_Your goal_.
Search the material below for the word "icon". Copy every line that has it.
** start of Data in this exercise **
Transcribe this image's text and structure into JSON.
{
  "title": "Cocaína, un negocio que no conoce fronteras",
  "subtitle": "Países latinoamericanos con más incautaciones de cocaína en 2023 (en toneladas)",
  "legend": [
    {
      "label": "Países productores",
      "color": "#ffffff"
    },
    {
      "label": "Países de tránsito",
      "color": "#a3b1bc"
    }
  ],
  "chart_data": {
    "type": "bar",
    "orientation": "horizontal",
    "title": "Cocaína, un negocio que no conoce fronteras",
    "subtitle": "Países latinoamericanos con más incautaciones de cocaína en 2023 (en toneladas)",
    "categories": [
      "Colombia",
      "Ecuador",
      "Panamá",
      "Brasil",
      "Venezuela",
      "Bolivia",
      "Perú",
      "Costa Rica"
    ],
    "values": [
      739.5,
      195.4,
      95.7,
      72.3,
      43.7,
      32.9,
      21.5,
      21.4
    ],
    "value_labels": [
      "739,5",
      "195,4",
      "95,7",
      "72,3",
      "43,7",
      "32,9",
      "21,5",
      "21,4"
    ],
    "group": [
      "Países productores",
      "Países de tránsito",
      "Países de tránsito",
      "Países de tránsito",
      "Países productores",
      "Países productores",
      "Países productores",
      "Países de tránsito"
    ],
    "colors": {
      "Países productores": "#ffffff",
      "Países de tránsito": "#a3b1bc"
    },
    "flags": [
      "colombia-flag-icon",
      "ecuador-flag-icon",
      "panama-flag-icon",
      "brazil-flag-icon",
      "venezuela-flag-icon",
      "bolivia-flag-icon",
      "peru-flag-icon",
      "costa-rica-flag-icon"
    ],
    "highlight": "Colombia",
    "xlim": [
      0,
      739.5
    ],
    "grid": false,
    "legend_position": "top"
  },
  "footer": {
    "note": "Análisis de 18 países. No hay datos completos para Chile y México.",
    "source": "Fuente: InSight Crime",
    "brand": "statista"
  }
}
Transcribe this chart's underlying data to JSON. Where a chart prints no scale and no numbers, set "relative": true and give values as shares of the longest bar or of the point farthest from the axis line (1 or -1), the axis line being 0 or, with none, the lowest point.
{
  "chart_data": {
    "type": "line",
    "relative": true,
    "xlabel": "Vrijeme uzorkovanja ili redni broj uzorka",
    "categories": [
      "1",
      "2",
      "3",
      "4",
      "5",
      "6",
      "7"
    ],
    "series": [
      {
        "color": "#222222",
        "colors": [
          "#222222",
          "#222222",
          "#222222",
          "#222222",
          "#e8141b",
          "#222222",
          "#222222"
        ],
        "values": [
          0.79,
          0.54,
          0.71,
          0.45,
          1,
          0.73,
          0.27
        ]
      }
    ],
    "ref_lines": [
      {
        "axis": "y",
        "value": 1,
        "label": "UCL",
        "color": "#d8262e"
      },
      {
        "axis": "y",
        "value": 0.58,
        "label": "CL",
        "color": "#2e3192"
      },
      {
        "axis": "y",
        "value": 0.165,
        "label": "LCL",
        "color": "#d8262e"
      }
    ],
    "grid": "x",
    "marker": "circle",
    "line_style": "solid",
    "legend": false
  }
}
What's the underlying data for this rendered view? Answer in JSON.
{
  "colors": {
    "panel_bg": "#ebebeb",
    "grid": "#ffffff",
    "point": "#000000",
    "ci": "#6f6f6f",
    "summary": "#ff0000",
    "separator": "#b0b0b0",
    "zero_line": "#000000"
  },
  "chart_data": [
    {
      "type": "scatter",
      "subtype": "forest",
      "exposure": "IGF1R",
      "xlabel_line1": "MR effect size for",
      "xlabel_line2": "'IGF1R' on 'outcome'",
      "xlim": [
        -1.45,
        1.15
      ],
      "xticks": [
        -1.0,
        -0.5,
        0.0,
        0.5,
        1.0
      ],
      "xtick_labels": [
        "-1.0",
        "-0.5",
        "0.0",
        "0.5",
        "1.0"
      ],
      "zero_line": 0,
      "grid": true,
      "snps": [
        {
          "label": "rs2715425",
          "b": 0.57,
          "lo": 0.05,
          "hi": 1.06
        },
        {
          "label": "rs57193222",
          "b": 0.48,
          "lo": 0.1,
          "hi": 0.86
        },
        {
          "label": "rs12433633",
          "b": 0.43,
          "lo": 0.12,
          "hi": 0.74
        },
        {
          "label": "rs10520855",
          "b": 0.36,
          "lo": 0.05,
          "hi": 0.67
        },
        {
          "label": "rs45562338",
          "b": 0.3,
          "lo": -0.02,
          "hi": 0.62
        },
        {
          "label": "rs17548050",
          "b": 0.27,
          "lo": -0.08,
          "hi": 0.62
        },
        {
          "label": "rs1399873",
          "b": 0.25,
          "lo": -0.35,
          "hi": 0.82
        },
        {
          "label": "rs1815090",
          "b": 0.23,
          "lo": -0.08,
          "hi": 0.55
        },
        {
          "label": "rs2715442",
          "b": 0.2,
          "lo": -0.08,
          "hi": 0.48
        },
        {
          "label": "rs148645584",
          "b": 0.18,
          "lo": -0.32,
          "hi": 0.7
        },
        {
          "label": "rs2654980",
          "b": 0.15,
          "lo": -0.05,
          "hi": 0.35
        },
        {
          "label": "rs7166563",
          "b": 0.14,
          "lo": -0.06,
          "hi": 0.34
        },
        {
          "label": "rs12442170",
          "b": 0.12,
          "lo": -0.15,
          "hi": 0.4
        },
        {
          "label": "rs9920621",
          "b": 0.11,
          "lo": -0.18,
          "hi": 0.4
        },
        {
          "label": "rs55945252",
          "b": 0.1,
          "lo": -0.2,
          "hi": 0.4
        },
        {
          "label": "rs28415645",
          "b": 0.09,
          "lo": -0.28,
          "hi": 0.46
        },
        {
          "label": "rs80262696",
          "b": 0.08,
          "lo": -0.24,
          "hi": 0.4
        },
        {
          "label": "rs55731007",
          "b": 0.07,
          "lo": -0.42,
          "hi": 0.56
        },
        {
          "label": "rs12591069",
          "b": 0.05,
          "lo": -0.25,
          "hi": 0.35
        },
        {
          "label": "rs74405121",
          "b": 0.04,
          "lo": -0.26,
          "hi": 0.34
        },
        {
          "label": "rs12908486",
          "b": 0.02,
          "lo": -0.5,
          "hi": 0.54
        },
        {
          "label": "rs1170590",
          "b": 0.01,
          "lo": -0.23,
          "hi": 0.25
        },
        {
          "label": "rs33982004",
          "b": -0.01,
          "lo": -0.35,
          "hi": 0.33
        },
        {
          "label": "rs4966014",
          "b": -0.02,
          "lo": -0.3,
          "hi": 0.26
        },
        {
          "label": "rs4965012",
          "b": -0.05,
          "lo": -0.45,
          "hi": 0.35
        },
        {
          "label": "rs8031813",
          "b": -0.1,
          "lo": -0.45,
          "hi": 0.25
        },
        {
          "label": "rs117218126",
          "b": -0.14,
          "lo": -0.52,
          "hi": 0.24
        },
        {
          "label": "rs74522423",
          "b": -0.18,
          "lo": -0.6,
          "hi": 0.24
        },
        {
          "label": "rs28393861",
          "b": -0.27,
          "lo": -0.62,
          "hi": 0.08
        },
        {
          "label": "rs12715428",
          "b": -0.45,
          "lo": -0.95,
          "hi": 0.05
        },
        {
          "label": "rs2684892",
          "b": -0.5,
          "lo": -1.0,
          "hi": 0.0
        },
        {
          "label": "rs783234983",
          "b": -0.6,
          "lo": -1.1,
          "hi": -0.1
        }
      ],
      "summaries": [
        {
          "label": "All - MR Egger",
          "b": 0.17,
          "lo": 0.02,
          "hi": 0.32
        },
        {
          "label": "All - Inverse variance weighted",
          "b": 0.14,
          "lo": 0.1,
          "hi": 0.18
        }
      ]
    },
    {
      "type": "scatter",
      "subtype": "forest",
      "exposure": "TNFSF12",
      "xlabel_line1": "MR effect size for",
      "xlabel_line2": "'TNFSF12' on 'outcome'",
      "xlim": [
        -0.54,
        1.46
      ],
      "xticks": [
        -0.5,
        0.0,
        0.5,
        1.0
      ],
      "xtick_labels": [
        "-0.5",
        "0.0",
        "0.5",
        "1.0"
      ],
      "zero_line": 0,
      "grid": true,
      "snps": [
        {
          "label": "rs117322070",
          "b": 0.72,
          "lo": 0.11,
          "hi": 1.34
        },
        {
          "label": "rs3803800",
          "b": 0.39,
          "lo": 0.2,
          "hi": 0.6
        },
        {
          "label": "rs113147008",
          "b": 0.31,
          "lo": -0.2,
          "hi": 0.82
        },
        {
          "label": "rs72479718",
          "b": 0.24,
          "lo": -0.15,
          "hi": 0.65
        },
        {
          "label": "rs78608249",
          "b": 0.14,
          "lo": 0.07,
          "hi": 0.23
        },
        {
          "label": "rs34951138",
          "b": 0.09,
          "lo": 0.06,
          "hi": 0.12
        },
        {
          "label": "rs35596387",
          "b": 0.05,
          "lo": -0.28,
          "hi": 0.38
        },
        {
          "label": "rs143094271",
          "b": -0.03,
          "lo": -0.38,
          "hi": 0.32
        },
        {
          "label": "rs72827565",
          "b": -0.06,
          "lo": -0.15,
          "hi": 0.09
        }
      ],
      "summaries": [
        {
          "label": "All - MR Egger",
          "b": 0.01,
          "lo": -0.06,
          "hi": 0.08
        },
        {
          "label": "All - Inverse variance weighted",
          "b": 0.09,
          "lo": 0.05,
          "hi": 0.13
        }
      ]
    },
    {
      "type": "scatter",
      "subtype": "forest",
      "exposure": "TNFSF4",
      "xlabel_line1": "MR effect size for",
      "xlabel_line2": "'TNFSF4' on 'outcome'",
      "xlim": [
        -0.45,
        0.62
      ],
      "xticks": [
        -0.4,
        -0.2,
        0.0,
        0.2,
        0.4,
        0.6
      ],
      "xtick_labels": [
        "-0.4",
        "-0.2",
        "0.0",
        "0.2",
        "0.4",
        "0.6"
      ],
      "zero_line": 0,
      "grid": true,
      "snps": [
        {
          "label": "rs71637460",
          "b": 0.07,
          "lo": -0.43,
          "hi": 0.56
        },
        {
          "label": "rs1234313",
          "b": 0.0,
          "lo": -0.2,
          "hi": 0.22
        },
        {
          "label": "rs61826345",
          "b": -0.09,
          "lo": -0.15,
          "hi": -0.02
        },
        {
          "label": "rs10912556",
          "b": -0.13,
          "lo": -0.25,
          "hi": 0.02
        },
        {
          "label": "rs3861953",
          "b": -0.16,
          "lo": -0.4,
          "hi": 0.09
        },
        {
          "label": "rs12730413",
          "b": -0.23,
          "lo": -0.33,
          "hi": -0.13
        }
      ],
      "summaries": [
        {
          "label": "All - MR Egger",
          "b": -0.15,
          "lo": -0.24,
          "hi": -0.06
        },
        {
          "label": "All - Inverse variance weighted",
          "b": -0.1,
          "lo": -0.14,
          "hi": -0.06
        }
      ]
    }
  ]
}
** end of Data in this exercise **
_Task output_.
      "colombia-flag-icon",
      "ecuador-flag-icon",
      "panama-flag-icon",
      "brazil-flag-icon",
      "venezuela-flag-icon",
      "bolivia-flag-icon",
      "peru-flag-icon",
      "costa-rica-flag-icon"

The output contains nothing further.